■ RECORD SET ■
--- START ---

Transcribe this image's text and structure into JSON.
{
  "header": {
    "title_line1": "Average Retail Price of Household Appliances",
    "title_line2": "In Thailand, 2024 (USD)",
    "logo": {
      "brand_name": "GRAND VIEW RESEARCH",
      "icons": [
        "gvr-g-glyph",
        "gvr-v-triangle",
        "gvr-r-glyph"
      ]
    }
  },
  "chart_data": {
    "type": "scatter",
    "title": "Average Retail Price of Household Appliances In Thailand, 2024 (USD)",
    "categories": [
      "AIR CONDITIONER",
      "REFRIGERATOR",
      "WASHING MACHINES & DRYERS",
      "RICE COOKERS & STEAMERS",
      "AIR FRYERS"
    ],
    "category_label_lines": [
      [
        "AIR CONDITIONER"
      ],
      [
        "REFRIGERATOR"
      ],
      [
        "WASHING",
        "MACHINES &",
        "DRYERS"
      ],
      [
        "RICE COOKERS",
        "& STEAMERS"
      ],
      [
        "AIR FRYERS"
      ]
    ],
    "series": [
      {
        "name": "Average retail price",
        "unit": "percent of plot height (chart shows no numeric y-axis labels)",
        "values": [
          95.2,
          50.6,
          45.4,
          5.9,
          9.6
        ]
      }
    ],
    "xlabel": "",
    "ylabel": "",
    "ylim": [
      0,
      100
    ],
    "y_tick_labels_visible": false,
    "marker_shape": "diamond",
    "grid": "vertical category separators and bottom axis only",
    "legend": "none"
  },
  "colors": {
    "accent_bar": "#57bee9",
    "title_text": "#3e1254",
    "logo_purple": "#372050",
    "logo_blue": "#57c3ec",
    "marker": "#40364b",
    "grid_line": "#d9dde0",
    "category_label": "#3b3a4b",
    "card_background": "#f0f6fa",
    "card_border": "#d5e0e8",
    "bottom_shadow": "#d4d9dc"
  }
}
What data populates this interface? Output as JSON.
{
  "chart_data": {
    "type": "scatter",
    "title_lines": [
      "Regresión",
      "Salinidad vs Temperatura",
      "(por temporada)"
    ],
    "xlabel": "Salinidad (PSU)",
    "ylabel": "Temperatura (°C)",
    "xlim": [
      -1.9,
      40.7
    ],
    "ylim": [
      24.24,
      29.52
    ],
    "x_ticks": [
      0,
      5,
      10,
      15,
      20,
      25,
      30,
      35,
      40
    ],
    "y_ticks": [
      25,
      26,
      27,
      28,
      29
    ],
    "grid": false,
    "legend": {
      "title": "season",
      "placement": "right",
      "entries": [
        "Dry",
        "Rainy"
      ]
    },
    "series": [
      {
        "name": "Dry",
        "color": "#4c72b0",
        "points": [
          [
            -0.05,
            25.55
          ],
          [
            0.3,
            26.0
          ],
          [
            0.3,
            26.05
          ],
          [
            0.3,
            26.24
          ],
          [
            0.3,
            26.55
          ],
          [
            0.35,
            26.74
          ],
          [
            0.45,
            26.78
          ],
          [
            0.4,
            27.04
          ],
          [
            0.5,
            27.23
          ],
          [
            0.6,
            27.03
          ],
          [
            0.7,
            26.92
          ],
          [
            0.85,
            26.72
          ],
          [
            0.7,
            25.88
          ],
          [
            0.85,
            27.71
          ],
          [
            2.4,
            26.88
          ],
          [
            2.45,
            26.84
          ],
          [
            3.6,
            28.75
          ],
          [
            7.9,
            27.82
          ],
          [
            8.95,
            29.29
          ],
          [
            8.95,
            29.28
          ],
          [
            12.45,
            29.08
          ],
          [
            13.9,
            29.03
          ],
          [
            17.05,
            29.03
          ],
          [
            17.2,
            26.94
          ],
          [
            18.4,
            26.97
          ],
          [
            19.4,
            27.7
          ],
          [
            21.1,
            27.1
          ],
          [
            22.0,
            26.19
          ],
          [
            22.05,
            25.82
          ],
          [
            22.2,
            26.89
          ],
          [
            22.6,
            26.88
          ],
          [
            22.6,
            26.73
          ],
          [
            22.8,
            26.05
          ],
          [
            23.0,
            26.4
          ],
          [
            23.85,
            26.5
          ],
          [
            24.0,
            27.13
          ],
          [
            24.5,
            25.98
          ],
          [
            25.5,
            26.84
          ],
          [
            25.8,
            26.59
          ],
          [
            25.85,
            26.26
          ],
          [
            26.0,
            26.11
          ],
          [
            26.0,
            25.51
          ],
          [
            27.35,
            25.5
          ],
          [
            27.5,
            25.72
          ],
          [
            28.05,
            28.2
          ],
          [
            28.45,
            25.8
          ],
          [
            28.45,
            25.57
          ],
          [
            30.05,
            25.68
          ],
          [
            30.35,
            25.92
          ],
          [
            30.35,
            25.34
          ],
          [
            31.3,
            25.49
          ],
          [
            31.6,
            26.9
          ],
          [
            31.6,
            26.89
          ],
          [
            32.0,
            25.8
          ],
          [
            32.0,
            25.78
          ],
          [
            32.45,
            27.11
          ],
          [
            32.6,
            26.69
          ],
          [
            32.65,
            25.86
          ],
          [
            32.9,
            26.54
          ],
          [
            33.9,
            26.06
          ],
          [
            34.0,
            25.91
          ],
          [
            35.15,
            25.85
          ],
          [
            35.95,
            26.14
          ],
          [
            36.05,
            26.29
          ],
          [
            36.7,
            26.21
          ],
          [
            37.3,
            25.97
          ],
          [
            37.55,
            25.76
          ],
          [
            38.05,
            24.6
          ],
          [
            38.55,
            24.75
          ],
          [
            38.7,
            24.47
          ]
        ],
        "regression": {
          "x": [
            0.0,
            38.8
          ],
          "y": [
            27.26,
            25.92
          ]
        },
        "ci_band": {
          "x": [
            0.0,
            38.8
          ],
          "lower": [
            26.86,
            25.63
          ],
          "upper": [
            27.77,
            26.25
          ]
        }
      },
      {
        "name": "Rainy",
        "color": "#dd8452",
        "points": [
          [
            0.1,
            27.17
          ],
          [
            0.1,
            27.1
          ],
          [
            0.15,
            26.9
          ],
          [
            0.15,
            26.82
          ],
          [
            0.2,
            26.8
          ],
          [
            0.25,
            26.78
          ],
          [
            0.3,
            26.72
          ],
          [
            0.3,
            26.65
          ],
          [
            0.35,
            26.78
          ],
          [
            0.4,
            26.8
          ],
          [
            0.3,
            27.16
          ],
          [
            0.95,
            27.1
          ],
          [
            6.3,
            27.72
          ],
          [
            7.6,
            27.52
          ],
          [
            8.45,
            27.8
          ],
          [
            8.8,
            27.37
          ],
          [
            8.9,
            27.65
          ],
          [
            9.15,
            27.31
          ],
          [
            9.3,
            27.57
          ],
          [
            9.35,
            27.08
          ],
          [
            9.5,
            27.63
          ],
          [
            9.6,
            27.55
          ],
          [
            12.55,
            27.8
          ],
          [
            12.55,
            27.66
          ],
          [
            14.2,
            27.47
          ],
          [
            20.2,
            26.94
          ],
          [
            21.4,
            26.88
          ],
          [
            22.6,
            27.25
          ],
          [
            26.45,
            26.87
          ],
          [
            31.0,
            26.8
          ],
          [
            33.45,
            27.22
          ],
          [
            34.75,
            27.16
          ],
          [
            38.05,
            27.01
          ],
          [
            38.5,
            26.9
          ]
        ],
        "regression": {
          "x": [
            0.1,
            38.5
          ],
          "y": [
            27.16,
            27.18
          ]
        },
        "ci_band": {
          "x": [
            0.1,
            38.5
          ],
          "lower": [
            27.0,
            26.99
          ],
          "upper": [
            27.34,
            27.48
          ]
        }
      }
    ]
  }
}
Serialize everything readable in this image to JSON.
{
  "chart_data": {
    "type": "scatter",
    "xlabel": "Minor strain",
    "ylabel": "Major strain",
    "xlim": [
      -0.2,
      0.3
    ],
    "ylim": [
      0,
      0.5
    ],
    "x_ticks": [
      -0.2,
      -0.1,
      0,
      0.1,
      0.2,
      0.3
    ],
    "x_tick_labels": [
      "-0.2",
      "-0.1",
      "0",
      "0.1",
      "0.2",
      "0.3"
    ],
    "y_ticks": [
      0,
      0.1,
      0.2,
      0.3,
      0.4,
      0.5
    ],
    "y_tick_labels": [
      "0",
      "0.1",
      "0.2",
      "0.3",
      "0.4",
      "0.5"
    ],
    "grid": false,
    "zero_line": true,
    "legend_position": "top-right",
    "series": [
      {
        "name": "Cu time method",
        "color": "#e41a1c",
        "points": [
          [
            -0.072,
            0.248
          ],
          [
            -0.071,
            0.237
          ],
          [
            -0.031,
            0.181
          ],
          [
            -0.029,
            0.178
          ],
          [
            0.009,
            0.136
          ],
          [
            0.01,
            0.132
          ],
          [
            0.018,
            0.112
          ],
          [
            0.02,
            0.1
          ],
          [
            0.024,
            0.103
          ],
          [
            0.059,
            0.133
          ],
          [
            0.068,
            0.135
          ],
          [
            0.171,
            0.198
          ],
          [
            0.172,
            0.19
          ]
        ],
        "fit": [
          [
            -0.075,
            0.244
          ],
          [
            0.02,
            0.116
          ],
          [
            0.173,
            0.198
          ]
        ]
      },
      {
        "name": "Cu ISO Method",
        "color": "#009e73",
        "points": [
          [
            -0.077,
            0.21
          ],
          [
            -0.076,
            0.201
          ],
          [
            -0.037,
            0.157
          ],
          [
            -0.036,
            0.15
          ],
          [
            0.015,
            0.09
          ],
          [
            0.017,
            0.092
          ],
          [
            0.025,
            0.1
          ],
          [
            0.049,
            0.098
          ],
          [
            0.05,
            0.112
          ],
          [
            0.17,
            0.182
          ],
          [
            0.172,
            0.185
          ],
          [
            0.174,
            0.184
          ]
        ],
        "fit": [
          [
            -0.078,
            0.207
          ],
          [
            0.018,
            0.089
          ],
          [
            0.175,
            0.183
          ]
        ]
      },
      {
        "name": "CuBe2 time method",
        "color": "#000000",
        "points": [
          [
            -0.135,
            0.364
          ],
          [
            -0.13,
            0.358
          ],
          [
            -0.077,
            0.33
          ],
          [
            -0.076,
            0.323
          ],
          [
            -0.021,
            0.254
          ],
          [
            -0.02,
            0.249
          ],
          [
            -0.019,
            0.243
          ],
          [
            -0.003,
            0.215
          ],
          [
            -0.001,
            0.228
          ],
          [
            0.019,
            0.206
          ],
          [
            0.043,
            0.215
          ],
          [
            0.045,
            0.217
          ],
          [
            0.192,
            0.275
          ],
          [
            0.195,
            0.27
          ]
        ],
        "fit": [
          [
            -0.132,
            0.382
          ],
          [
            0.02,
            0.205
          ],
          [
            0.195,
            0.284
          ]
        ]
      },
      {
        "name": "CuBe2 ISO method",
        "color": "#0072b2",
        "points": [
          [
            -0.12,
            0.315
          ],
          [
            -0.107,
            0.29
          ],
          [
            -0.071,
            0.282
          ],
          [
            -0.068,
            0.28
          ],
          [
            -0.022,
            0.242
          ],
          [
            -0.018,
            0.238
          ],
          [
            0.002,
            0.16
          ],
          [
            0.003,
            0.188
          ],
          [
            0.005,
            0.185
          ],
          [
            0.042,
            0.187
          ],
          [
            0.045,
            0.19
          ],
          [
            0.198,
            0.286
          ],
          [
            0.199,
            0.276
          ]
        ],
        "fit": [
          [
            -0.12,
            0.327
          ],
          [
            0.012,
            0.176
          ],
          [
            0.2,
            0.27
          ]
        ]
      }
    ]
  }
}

--- END ---

■ WHAT IS EXPECTED ■
Look over the material above and show each line where "this" appears.

■ FINISHED ANSWER ■
Transcribe this image's text and structure into JSON.
What data populates this interface? Output as JSON.
Serialize everything readable in this image to JSON.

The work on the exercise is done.